INPUT FOR THIS TASK →
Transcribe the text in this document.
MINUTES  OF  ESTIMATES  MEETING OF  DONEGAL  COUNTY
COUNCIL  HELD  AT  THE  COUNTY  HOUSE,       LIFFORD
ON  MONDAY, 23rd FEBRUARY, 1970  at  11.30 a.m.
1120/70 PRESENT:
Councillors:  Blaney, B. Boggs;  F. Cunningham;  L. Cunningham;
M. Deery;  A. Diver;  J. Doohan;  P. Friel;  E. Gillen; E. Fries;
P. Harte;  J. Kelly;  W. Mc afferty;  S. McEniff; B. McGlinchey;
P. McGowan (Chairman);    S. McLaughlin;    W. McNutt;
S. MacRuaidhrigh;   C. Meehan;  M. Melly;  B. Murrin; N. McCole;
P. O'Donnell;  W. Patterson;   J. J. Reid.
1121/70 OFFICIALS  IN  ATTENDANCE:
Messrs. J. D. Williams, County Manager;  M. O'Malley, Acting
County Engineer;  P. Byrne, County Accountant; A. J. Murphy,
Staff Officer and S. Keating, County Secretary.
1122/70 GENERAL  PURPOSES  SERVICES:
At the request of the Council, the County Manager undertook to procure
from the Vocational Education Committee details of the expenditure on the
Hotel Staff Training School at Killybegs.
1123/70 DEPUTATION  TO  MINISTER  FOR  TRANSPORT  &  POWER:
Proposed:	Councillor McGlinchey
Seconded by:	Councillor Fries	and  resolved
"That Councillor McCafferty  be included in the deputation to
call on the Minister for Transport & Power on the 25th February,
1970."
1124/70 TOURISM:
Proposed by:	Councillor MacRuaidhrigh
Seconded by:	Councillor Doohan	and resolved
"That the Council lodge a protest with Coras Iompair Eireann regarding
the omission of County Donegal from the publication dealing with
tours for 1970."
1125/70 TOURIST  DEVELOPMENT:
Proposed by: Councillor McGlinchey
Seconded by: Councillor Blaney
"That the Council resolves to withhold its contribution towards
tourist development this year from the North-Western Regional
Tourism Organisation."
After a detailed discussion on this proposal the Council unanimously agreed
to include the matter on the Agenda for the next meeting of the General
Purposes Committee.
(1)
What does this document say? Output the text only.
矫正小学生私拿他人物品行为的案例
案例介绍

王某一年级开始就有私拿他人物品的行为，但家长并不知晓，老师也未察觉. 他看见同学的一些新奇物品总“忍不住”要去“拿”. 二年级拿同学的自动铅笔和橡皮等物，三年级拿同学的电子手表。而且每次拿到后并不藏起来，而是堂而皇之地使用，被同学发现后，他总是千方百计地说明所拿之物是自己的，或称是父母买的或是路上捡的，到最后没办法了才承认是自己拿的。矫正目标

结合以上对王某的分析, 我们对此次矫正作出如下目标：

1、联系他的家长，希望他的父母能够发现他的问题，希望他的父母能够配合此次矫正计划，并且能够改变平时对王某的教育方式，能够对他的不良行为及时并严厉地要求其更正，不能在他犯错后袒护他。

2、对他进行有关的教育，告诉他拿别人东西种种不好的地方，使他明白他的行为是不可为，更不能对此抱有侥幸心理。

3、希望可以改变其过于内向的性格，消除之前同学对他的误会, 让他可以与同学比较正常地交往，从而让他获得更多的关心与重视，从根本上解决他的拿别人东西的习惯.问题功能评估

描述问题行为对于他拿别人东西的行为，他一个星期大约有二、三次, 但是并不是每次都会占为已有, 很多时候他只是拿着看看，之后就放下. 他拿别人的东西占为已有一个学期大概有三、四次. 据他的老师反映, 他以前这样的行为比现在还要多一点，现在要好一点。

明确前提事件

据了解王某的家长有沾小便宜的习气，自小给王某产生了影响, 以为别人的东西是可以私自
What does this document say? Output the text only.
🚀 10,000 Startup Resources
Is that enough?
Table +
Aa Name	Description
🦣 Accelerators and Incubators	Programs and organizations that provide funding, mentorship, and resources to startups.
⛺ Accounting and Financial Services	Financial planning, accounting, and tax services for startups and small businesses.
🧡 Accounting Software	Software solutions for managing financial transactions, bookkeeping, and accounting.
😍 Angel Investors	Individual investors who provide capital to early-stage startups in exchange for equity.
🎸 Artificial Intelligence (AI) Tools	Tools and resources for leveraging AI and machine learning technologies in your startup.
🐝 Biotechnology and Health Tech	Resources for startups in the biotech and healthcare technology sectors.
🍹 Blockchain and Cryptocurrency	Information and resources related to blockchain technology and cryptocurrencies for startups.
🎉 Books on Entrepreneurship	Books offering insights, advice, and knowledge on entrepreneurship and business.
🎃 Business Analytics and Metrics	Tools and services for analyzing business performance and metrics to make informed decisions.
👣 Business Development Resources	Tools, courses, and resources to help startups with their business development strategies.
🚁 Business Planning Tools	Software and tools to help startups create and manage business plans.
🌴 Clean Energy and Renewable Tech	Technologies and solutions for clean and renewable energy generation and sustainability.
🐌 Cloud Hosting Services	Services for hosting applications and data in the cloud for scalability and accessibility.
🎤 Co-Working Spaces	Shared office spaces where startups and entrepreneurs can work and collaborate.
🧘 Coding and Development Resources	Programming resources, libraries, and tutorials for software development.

TASK DESCRIPTION →
Find every line above that contains the word "Fries", and return each one.

CORRECT RESULT →
M. Deery;  A. Diver;  J. Doohan;  P. Friel;  E. Gillen; E. Fries;
Seconded by:	Councillor Fries	and  resolved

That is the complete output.